Task to complete ->
In this exercise, reproduce all the entries that follow exactly.

Dataset ->
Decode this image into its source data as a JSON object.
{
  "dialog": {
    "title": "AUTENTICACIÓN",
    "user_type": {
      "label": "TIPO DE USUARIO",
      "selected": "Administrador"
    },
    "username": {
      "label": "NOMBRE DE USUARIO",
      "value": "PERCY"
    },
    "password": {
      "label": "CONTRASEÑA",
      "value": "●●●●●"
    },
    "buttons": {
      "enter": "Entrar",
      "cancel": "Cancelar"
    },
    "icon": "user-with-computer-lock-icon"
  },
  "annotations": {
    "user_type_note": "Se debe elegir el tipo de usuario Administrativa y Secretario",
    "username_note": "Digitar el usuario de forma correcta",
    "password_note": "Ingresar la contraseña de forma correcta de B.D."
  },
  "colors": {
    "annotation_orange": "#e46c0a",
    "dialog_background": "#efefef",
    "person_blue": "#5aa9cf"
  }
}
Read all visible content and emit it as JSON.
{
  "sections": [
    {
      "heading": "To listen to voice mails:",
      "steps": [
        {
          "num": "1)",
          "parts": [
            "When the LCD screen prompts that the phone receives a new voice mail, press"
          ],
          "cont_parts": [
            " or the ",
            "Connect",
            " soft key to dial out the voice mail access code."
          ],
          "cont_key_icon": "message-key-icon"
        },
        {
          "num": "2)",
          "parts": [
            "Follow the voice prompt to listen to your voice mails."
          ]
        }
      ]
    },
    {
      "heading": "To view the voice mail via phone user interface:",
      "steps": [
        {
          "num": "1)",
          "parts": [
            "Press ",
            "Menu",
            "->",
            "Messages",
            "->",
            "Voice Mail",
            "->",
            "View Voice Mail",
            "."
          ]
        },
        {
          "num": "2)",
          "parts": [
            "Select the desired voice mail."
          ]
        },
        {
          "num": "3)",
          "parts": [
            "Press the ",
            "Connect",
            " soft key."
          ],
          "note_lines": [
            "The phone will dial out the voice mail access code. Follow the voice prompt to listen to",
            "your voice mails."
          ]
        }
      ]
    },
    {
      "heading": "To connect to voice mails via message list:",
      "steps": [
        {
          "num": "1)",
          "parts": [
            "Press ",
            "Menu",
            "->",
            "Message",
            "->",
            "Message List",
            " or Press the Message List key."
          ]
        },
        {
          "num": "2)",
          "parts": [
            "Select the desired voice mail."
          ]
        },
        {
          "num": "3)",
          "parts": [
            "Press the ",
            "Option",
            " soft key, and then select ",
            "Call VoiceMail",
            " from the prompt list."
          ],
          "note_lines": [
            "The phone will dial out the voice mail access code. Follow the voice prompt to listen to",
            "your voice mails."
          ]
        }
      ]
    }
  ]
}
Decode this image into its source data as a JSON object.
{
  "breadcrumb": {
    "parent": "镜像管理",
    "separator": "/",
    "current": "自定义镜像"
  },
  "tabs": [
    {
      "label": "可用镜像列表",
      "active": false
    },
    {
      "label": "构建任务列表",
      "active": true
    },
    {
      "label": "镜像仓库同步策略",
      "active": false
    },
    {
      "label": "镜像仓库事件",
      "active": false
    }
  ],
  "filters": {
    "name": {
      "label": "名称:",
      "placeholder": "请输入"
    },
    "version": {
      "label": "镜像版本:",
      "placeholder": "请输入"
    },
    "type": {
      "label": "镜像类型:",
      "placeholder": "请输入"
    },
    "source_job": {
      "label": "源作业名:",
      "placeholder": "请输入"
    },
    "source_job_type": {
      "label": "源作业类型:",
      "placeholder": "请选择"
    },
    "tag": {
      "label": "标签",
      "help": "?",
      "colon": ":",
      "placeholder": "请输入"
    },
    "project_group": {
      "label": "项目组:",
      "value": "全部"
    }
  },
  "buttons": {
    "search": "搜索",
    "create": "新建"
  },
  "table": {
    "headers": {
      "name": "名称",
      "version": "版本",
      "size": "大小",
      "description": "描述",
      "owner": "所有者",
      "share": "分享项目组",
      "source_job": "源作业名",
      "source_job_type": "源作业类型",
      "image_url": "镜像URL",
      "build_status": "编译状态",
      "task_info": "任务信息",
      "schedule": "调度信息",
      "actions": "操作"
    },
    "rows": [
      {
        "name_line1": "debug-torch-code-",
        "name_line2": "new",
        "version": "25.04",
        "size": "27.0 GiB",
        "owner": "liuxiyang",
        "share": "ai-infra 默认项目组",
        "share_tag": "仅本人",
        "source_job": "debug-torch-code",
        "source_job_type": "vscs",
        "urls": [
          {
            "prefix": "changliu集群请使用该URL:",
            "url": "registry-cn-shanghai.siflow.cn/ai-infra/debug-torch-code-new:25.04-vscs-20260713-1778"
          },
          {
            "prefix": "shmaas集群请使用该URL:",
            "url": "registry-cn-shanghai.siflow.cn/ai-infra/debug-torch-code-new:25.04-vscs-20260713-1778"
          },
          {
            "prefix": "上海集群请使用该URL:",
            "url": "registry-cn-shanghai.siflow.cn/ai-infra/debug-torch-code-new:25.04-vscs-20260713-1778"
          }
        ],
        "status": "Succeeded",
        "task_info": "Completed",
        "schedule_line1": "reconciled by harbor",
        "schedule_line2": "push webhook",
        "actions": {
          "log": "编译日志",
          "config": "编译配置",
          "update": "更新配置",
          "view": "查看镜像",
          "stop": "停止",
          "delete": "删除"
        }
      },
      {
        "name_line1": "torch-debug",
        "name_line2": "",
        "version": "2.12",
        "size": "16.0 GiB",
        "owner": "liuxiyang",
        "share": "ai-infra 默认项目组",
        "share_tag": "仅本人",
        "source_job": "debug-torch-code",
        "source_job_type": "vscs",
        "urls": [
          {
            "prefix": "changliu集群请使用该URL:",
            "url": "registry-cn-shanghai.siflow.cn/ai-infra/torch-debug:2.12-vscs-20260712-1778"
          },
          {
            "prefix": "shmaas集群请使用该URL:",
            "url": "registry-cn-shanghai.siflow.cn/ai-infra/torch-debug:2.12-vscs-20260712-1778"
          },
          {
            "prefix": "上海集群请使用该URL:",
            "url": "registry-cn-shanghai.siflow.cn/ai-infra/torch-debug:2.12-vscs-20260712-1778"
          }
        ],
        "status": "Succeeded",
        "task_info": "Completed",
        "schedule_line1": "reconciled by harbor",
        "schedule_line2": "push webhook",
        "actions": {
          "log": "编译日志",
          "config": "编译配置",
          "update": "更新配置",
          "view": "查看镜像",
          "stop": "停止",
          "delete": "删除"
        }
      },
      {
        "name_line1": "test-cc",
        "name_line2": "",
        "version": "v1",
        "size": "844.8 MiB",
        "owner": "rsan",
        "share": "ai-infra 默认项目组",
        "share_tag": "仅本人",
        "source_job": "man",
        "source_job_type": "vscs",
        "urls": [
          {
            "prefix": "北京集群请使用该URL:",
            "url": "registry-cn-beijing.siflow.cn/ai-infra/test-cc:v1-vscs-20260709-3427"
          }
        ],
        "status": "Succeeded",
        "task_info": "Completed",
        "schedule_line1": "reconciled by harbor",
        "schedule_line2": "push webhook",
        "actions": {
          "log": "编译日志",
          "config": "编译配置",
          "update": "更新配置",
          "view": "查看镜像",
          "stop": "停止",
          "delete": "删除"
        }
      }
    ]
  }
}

Solution for this problem ->
Decode this image into its source data as a JSON object.
{
  "dialog": {
    "title": "AUTENTICACIÓN",
    "user_type": {
      "label": "TIPO DE USUARIO",
      "selected": "Administrador"
    },
    "username": {
      "label": "NOMBRE DE USUARIO",
      "value": "PERCY"
    },
    "password": {
      "label": "CONTRASEÑA",
      "value": "●●●●●"
    },
    "buttons": {
      "enter": "Entrar",
      "cancel": "Cancelar"
    },
    "icon": "user-with-computer-lock-icon"
  },
  "annotations": {
    "user_type_note": "Se debe elegir el tipo de usuario Administrativa y Secretario",
    "username_note": "Digitar el usuario de forma correcta",
    "password_note": "Ingresar la contraseña de forma correcta de B.D."
  },
  "colors": {
    "annotation_orange": "#e46c0a",
    "dialog_background": "#efefef",
    "person_blue": "#5aa9cf"
  }
}
Read all visible content and emit it as JSON.
{
  "sections": [
    {
      "heading": "To listen to voice mails:",
      "steps": [
        {
          "num": "1)",
          "parts": [
            "When the LCD screen prompts that the phone receives a new voice mail, press"
          ],
          "cont_parts": [
            " or the ",
            "Connect",
            " soft key to dial out the voice mail access code."
          ],
          "cont_key_icon": "message-key-icon"
        },
        {
          "num": "2)",
          "parts": [
            "Follow the voice prompt to listen to your voice mails."
          ]
        }
      ]
    },
    {
      "heading": "To view the voice mail via phone user interface:",
      "steps": [
        {
          "num": "1)",
          "parts": [
            "Press ",
            "Menu",
            "->",
            "Messages",
            "->",
            "Voice Mail",
            "->",
            "View Voice Mail",
            "."
          ]
        },
        {
          "num": "2)",
          "parts": [
            "Select the desired voice mail."
          ]
        },
        {
          "num": "3)",
          "parts": [
            "Press the ",
            "Connect",
            " soft key."
          ],
          "note_lines": [
            "The phone will dial out the voice mail access code. Follow the voice prompt to listen to",
            "your voice mails."
          ]
        }
      ]
    },
    {
      "heading": "To connect to voice mails via message list:",
      "steps": [
        {
          "num": "1)",
          "parts": [
            "Press ",
            "Menu",
            "->",
            "Message",
            "->",
            "Message List",
            " or Press the Message List key."
          ]
        },
        {
          "num": "2)",
          "parts": [
            "Select the desired voice mail."
          ]
        },
        {
          "num": "3)",
          "parts": [
            "Press the ",
            "Option",
            " soft key, and then select ",
            "Call VoiceMail",
            " from the prompt list."
          ],
          "note_lines": [
            "The phone will dial out the voice mail access code. Follow the voice prompt to listen to",
            "your voice mails."
          ]
        }
      ]
    }
  ]
}
Decode this image into its source data as a JSON object.
{
  "breadcrumb": {
    "parent": "镜像管理",
    "separator": "/",
    "current": "自定义镜像"
  },
  "tabs": [
    {
      "label": "可用镜像列表",
      "active": false
    },
    {
      "label": "构建任务列表",
      "active": true
    },
    {
      "label": "镜像仓库同步策略",
      "active": false
    },
    {
      "label": "镜像仓库事件",
      "active": false
    }
  ],
  "filters": {
    "name": {
      "label": "名称:",
      "placeholder": "请输入"
    },
    "version": {
      "label": "镜像版本:",
      "placeholder": "请输入"
    },
    "type": {
      "label": "镜像类型:",
      "placeholder": "请输入"
    },
    "source_job": {
      "label": "源作业名:",
      "placeholder": "请输入"
    },
    "source_job_type": {
      "label": "源作业类型:",
      "placeholder": "请选择"
    },
    "tag": {
      "label": "标签",
      "help": "?",
      "colon": ":",
      "placeholder": "请输入"
    },
    "project_group": {
      "label": "项目组:",
      "value": "全部"
    }
  },
  "buttons": {
    "search": "搜索",
    "create": "新建"
  },
  "table": {
    "headers": {
      "name": "名称",
      "version": "版本",
      "size": "大小",
      "description": "描述",
      "owner": "所有者",
      "share": "分享项目组",
      "source_job": "源作业名",
      "source_job_type": "源作业类型",
      "image_url": "镜像URL",
      "build_status": "编译状态",
      "task_info": "任务信息",
      "schedule": "调度信息",
      "actions": "操作"
    },
    "rows": [
      {
        "name_line1": "debug-torch-code-",
        "name_line2": "new",
        "version": "25.04",
        "size": "27.0 GiB",
        "owner": "liuxiyang",
        "share": "ai-infra 默认项目组",
        "share_tag": "仅本人",
        "source_job": "debug-torch-code",
        "source_job_type": "vscs",
        "urls": [
          {
            "prefix": "changliu集群请使用该URL:",
            "url": "registry-cn-shanghai.siflow.cn/ai-infra/debug-torch-code-new:25.04-vscs-20260713-1778"
          },
          {
            "prefix": "shmaas集群请使用该URL:",
            "url": "registry-cn-shanghai.siflow.cn/ai-infra/debug-torch-code-new:25.04-vscs-20260713-1778"
          },
          {
            "prefix": "上海集群请使用该URL:",
            "url": "registry-cn-shanghai.siflow.cn/ai-infra/debug-torch-code-new:25.04-vscs-20260713-1778"
          }
        ],
        "status": "Succeeded",
        "task_info": "Completed",
        "schedule_line1": "reconciled by harbor",
        "schedule_line2": "push webhook",
        "actions": {
          "log": "编译日志",
          "config": "编译配置",
          "update": "更新配置",
          "view": "查看镜像",
          "stop": "停止",
          "delete": "删除"
        }
      },
      {
        "name_line1": "torch-debug",
        "name_line2": "",
        "version": "2.12",
        "size": "16.0 GiB",
        "owner": "liuxiyang",
        "share": "ai-infra 默认项目组",
        "share_tag": "仅本人",
        "source_job": "debug-torch-code",
        "source_job_type": "vscs",
        "urls": [
          {
            "prefix": "changliu集群请使用该URL:",
            "url": "registry-cn-shanghai.siflow.cn/ai-infra/torch-debug:2.12-vscs-20260712-1778"
          },
          {
            "prefix": "shmaas集群请使用该URL:",
            "url": "registry-cn-shanghai.siflow.cn/ai-infra/torch-debug:2.12-vscs-20260712-1778"
          },
          {
            "prefix": "上海集群请使用该URL:",
            "url": "registry-cn-shanghai.siflow.cn/ai-infra/torch-debug:2.12-vscs-20260712-1778"
          }
        ],
        "status": "Succeeded",
        "task_info": "Completed",
        "schedule_line1": "reconciled by harbor",
        "schedule_line2": "push webhook",
        "actions": {
          "log": "编译日志",
          "config": "编译配置",
          "update": "更新配置",
          "view": "查看镜像",
          "stop": "停止",
          "delete": "删除"
        }
      },
      {
        "name_line1": "test-cc",
        "name_line2": "",
        "version": "v1",
        "size": "844.8 MiB",
        "owner": "rsan",
        "share": "ai-infra 默认项目组",
        "share_tag": "仅本人",
        "source_job": "man",
        "source_job_type": "vscs",
        "urls": [
          {
            "prefix": "北京集群请使用该URL:",
            "url": "registry-cn-beijing.siflow.cn/ai-infra/test-cc:v1-vscs-20260709-3427"
          }
        ],
        "status": "Succeeded",
        "task_info": "Completed",
        "schedule_line1": "reconciled by harbor",
        "schedule_line2": "push webhook",
        "actions": {
          "log": "编译日志",
          "config": "编译配置",
          "update": "更新配置",
          "view": "查看镜像",
          "stop": "停止",
          "delete": "删除"
        }
      }
    ]
  }
}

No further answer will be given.